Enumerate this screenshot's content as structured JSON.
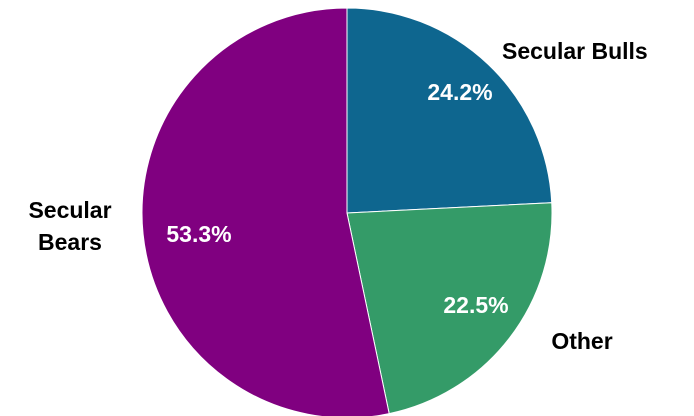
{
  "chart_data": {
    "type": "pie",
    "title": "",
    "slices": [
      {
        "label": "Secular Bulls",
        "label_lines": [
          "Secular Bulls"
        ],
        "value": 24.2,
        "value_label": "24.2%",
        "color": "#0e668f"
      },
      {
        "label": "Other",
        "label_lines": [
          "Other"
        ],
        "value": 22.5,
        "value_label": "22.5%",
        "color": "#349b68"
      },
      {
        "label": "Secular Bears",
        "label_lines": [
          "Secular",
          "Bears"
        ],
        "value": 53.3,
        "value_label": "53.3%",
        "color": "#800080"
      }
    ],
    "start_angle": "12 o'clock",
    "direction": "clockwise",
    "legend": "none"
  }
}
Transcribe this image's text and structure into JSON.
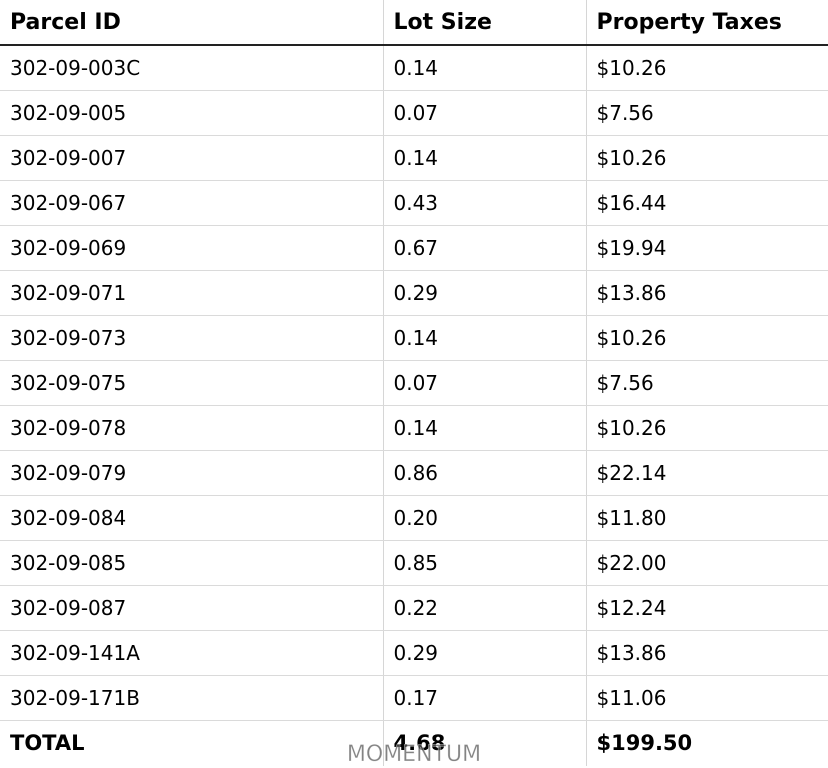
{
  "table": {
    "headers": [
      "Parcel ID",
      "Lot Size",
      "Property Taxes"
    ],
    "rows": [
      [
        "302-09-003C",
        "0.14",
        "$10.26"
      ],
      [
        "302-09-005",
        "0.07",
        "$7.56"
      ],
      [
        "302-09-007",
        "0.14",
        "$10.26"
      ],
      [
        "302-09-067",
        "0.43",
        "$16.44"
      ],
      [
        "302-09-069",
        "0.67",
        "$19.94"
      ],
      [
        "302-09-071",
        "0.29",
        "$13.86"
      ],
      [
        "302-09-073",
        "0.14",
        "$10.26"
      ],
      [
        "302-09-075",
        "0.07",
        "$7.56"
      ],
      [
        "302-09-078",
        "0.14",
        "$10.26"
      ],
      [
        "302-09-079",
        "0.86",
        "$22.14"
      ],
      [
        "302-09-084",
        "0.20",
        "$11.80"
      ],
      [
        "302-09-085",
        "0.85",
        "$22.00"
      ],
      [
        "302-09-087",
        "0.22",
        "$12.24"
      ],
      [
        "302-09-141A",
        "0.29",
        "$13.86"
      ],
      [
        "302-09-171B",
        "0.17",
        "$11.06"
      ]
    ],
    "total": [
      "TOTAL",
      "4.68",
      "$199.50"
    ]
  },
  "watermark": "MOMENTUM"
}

•••••

• [Short exercise] Using the records above, find and show each line with the string "this".

• [Written answer]
Enumerate this screenshot's content as structured JSON.
Transcribe this image's text and structure into JSON.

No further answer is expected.